## Prompt
In the data below, locate each line with the word "title" and list it.

## Input records
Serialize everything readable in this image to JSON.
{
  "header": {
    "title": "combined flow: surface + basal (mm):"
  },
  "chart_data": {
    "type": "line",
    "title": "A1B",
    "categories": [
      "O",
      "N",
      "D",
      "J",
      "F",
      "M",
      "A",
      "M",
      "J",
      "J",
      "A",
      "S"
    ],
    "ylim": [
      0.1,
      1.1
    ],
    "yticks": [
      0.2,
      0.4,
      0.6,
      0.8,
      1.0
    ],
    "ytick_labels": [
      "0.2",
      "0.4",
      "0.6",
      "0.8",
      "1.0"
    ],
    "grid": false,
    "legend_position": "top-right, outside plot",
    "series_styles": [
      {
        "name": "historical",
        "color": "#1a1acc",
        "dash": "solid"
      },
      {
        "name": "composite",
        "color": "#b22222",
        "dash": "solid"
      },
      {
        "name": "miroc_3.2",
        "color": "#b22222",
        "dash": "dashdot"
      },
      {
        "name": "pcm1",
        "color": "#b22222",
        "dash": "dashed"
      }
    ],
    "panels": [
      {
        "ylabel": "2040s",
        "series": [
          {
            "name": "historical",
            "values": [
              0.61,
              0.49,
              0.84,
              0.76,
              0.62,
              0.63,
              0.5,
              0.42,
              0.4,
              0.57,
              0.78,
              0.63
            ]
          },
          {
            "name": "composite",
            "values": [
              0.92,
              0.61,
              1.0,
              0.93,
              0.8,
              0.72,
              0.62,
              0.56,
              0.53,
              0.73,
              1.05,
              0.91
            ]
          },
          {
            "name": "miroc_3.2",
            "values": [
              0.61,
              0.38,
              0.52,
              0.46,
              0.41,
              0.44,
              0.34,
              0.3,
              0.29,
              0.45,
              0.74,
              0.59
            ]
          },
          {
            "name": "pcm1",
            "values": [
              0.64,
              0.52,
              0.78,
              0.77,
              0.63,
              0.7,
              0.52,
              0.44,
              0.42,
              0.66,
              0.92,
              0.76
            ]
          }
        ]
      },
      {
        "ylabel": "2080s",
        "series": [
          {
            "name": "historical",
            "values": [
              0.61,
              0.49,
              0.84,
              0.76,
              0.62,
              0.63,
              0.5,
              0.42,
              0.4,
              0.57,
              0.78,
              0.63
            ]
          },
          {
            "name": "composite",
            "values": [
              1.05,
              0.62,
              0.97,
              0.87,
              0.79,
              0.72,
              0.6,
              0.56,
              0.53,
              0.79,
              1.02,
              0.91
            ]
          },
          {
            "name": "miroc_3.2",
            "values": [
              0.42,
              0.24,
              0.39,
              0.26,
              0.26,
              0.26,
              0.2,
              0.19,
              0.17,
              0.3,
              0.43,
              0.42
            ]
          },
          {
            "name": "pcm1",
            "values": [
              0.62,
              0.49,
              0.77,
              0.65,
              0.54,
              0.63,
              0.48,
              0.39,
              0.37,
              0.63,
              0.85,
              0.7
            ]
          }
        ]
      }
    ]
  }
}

## The response
    "title": "combined flow: surface + basal (mm):"
    "title": "A1B",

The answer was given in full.